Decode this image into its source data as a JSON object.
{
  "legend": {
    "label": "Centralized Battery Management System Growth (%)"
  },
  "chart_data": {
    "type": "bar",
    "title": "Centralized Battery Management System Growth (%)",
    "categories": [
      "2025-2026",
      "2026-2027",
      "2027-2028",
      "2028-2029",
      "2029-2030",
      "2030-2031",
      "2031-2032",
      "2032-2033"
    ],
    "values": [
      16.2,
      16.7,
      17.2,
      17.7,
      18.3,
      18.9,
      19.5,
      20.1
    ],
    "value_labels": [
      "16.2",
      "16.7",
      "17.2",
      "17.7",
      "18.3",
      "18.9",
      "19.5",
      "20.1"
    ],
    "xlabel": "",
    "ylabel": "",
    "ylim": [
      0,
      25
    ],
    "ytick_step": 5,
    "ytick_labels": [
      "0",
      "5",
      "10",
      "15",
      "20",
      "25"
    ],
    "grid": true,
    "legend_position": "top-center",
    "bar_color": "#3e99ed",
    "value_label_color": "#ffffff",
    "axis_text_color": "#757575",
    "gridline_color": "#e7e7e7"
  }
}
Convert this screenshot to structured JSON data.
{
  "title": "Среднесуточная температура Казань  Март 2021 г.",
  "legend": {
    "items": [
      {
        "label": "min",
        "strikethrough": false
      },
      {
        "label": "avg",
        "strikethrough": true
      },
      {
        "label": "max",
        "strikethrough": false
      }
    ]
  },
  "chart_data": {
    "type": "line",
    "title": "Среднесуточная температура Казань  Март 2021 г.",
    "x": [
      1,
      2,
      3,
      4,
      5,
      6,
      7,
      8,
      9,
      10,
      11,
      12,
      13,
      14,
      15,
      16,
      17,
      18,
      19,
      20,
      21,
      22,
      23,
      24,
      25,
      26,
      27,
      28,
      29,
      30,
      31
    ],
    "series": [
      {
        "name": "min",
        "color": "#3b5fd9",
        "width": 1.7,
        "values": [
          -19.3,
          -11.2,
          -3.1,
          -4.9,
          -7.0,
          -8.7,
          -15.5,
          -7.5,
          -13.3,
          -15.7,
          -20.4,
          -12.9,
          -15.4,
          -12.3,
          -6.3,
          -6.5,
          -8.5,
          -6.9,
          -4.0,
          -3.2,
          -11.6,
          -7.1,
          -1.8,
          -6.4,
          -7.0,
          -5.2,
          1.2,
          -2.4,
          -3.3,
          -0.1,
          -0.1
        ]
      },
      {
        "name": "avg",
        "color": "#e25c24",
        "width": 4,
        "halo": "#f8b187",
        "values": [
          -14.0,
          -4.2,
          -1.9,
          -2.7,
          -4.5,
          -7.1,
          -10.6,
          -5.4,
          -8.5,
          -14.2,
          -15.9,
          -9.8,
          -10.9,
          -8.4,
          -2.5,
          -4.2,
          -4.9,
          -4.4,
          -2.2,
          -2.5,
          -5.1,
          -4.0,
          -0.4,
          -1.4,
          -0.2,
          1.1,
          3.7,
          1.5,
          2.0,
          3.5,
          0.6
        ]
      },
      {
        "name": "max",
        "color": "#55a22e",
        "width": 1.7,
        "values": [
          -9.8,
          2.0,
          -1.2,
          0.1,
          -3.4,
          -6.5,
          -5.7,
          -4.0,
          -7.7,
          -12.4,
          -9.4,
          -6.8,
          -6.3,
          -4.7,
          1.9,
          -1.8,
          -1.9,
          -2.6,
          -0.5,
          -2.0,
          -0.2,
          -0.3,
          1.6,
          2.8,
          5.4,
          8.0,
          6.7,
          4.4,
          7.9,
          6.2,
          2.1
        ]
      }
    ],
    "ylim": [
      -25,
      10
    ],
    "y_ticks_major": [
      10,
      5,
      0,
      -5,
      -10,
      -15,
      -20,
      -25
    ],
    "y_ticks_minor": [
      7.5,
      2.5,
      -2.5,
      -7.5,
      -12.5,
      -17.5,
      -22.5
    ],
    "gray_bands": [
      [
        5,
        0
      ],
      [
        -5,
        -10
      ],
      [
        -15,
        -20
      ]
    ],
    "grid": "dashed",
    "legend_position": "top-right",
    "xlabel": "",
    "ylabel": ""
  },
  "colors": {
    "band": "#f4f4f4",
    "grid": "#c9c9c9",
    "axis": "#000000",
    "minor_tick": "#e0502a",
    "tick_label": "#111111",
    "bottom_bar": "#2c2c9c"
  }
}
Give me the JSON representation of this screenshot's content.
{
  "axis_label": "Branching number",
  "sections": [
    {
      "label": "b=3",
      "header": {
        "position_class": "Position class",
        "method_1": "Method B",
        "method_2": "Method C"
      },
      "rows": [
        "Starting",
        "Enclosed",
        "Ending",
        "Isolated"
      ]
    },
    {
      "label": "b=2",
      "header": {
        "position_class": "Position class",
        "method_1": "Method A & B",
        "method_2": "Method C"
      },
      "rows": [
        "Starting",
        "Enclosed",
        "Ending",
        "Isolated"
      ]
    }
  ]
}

________

→ **Aim of the task**
Extract the complete set of records unchanged.

→ **Finished task**
Decode this image into its source data as a JSON object.
{
  "legend": {
    "label": "Centralized Battery Management System Growth (%)"
  },
  "chart_data": {
    "type": "bar",
    "title": "Centralized Battery Management System Growth (%)",
    "categories": [
      "2025-2026",
      "2026-2027",
      "2027-2028",
      "2028-2029",
      "2029-2030",
      "2030-2031",
      "2031-2032",
      "2032-2033"
    ],
    "values": [
      16.2,
      16.7,
      17.2,
      17.7,
      18.3,
      18.9,
      19.5,
      20.1
    ],
    "value_labels": [
      "16.2",
      "16.7",
      "17.2",
      "17.7",
      "18.3",
      "18.9",
      "19.5",
      "20.1"
    ],
    "xlabel": "",
    "ylabel": "",
    "ylim": [
      0,
      25
    ],
    "ytick_step": 5,
    "ytick_labels": [
      "0",
      "5",
      "10",
      "15",
      "20",
      "25"
    ],
    "grid": true,
    "legend_position": "top-center",
    "bar_color": "#3e99ed",
    "value_label_color": "#ffffff",
    "axis_text_color": "#757575",
    "gridline_color": "#e7e7e7"
  }
}
Convert this screenshot to structured JSON data.
{
  "title": "Среднесуточная температура Казань  Март 2021 г.",
  "legend": {
    "items": [
      {
        "label": "min",
        "strikethrough": false
      },
      {
        "label": "avg",
        "strikethrough": true
      },
      {
        "label": "max",
        "strikethrough": false
      }
    ]
  },
  "chart_data": {
    "type": "line",
    "title": "Среднесуточная температура Казань  Март 2021 г.",
    "x": [
      1,
      2,
      3,
      4,
      5,
      6,
      7,
      8,
      9,
      10,
      11,
      12,
      13,
      14,
      15,
      16,
      17,
      18,
      19,
      20,
      21,
      22,
      23,
      24,
      25,
      26,
      27,
      28,
      29,
      30,
      31
    ],
    "series": [
      {
        "name": "min",
        "color": "#3b5fd9",
        "width": 1.7,
        "values": [
          -19.3,
          -11.2,
          -3.1,
          -4.9,
          -7.0,
          -8.7,
          -15.5,
          -7.5,
          -13.3,
          -15.7,
          -20.4,
          -12.9,
          -15.4,
          -12.3,
          -6.3,
          -6.5,
          -8.5,
          -6.9,
          -4.0,
          -3.2,
          -11.6,
          -7.1,
          -1.8,
          -6.4,
          -7.0,
          -5.2,
          1.2,
          -2.4,
          -3.3,
          -0.1,
          -0.1
        ]
      },
      {
        "name": "avg",
        "color": "#e25c24",
        "width": 4,
        "halo": "#f8b187",
        "values": [
          -14.0,
          -4.2,
          -1.9,
          -2.7,
          -4.5,
          -7.1,
          -10.6,
          -5.4,
          -8.5,
          -14.2,
          -15.9,
          -9.8,
          -10.9,
          -8.4,
          -2.5,
          -4.2,
          -4.9,
          -4.4,
          -2.2,
          -2.5,
          -5.1,
          -4.0,
          -0.4,
          -1.4,
          -0.2,
          1.1,
          3.7,
          1.5,
          2.0,
          3.5,
          0.6
        ]
      },
      {
        "name": "max",
        "color": "#55a22e",
        "width": 1.7,
        "values": [
          -9.8,
          2.0,
          -1.2,
          0.1,
          -3.4,
          -6.5,
          -5.7,
          -4.0,
          -7.7,
          -12.4,
          -9.4,
          -6.8,
          -6.3,
          -4.7,
          1.9,
          -1.8,
          -1.9,
          -2.6,
          -0.5,
          -2.0,
          -0.2,
          -0.3,
          1.6,
          2.8,
          5.4,
          8.0,
          6.7,
          4.4,
          7.9,
          6.2,
          2.1
        ]
      }
    ],
    "ylim": [
      -25,
      10
    ],
    "y_ticks_major": [
      10,
      5,
      0,
      -5,
      -10,
      -15,
      -20,
      -25
    ],
    "y_ticks_minor": [
      7.5,
      2.5,
      -2.5,
      -7.5,
      -12.5,
      -17.5,
      -22.5
    ],
    "gray_bands": [
      [
        5,
        0
      ],
      [
        -5,
        -10
      ],
      [
        -15,
        -20
      ]
    ],
    "grid": "dashed",
    "legend_position": "top-right",
    "xlabel": "",
    "ylabel": ""
  },
  "colors": {
    "band": "#f4f4f4",
    "grid": "#c9c9c9",
    "axis": "#000000",
    "minor_tick": "#e0502a",
    "tick_label": "#111111",
    "bottom_bar": "#2c2c9c"
  }
}
Give me the JSON representation of this screenshot's content.
{
  "axis_label": "Branching number",
  "sections": [
    {
      "label": "b=3",
      "header": {
        "position_class": "Position class",
        "method_1": "Method B",
        "method_2": "Method C"
      },
      "rows": [
        "Starting",
        "Enclosed",
        "Ending",
        "Isolated"
      ]
    },
    {
      "label": "b=2",
      "header": {
        "position_class": "Position class",
        "method_1": "Method A & B",
        "method_2": "Method C"
      },
      "rows": [
        "Starting",
        "Enclosed",
        "Ending",
        "Isolated"
      ]
    }
  ]
}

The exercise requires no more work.